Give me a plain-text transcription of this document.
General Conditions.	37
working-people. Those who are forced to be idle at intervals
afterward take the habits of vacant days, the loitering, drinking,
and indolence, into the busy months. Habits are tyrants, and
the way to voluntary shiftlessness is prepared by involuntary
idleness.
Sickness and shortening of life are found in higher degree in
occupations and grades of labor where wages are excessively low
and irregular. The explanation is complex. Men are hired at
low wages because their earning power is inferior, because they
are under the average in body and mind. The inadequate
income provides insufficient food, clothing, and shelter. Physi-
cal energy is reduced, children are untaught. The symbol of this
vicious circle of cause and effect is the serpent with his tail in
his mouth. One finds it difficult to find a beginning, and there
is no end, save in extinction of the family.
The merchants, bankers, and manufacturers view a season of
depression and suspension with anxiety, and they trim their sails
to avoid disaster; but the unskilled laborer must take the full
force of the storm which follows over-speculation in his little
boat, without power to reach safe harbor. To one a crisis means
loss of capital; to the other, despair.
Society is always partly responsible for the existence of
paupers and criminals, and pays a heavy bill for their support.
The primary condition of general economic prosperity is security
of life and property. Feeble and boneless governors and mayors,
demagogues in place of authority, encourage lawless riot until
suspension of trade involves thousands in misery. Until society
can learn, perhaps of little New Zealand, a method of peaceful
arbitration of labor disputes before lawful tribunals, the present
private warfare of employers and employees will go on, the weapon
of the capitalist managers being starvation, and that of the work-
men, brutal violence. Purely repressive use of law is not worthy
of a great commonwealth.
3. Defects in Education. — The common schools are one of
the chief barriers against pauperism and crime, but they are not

---

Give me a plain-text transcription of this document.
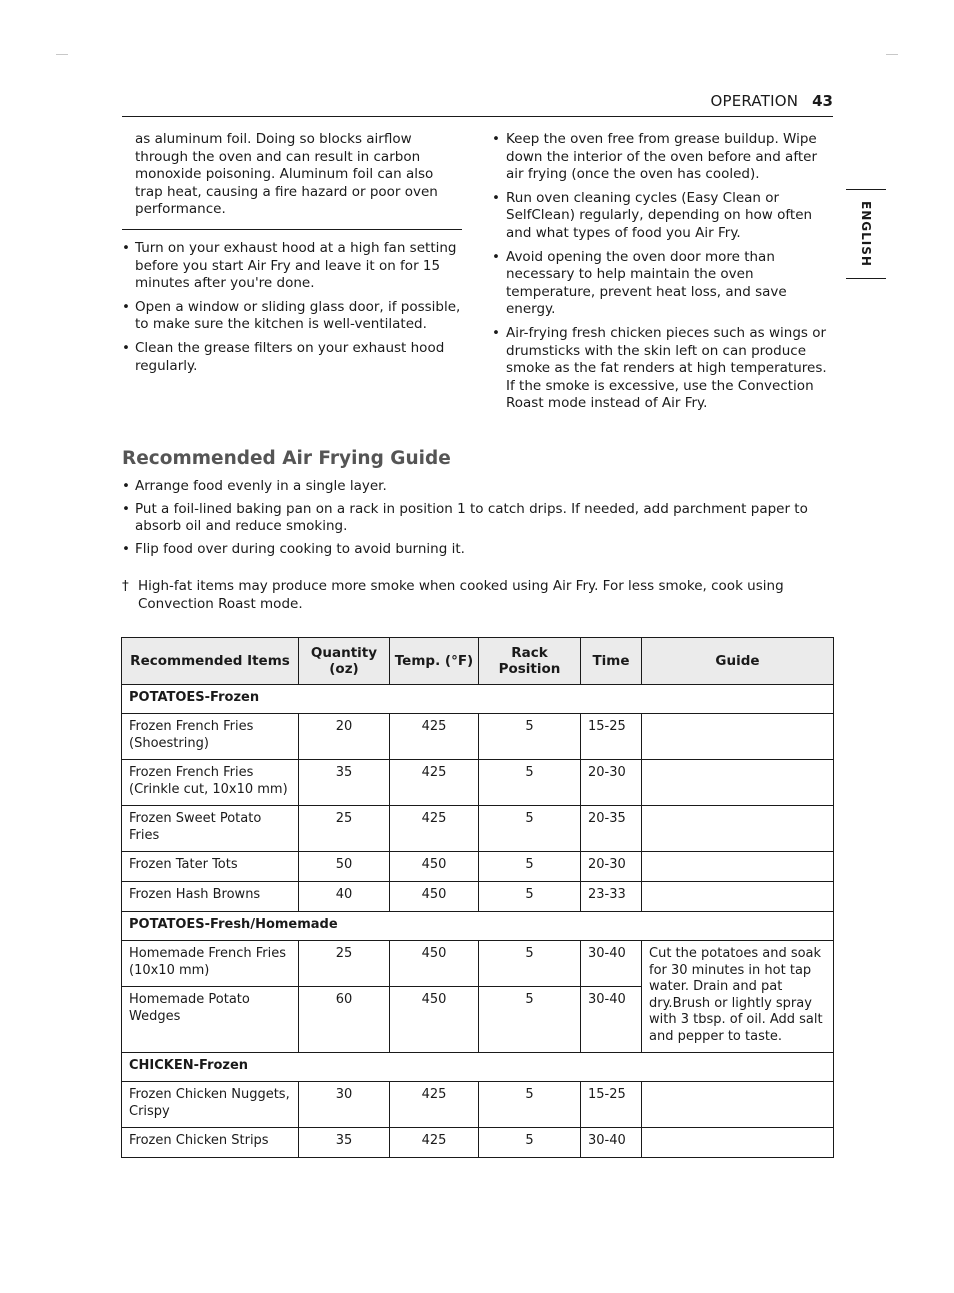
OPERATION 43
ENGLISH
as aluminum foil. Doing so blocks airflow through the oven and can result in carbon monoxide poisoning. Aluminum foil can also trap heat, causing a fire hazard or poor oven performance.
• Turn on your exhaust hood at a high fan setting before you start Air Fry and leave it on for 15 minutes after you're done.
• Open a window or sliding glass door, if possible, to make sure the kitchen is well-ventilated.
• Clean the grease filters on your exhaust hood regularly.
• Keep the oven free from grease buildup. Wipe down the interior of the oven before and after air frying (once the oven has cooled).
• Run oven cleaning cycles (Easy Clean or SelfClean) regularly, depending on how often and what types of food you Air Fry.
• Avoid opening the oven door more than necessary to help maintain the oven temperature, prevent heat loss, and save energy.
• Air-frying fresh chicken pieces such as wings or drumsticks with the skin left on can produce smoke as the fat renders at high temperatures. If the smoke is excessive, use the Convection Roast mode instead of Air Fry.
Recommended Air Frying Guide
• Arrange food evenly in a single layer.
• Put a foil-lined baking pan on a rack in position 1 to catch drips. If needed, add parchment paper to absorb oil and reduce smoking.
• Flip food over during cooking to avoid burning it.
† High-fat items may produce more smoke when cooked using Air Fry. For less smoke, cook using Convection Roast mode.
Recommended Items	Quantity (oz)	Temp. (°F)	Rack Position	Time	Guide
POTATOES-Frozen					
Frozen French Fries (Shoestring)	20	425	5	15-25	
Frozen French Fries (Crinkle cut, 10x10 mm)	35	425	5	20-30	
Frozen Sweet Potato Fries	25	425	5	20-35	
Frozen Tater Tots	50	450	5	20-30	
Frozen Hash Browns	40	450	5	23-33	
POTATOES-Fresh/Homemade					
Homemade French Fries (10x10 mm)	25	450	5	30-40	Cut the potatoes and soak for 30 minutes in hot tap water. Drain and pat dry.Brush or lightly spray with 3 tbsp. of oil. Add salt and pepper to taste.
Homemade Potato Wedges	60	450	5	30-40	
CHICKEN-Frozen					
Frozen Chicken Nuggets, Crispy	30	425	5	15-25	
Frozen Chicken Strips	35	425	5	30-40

...

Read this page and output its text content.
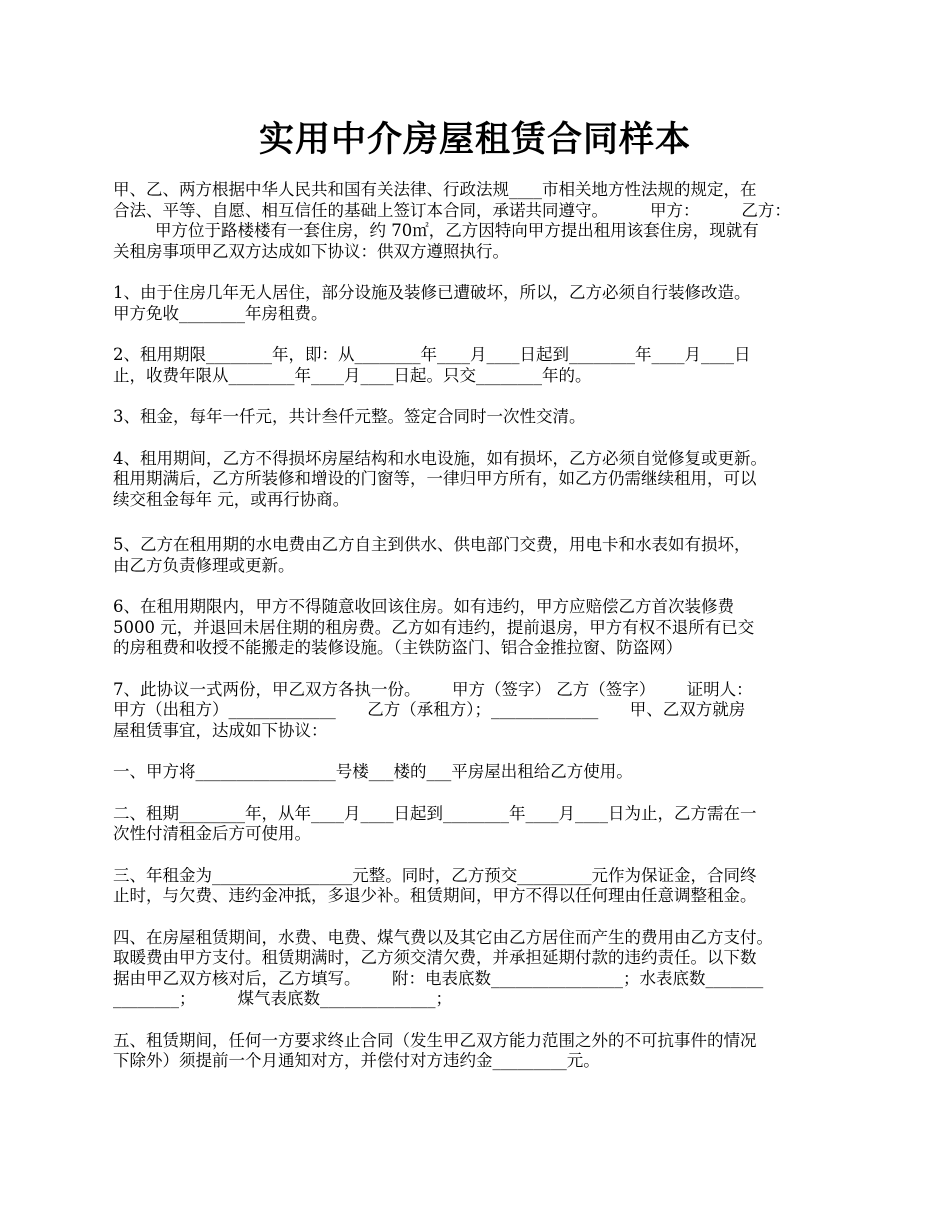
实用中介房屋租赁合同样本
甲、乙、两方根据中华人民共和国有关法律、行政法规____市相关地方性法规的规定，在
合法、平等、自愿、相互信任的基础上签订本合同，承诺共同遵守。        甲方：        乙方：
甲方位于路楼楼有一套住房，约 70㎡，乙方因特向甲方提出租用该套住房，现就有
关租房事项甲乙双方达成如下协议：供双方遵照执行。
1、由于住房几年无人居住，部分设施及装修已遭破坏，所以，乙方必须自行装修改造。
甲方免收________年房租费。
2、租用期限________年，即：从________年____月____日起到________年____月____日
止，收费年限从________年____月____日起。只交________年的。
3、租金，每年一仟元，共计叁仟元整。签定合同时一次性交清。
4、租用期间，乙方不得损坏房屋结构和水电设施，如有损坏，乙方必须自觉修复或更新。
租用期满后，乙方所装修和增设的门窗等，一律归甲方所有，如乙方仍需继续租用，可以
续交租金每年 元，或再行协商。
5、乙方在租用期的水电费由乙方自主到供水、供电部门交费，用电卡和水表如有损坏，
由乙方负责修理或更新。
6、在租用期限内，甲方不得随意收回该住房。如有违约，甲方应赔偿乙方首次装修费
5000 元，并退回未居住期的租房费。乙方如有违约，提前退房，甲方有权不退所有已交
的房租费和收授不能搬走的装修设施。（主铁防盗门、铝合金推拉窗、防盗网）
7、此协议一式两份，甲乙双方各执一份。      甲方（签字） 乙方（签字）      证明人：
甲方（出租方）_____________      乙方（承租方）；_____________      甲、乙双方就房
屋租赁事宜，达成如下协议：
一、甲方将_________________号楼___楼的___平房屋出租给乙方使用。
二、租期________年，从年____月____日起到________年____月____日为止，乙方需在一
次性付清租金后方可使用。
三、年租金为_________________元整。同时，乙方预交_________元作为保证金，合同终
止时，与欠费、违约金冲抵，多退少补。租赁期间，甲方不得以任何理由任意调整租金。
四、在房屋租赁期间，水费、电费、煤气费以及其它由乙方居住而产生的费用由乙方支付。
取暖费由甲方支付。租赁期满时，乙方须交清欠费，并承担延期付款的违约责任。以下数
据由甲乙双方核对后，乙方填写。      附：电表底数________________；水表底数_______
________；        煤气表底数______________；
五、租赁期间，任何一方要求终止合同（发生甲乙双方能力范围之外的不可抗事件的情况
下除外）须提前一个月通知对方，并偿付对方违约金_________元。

> [WHAT TO DO]
Give the count of lines in the data above that hold the string "life", with no additional words.

> [WORKED SOLUTION]
2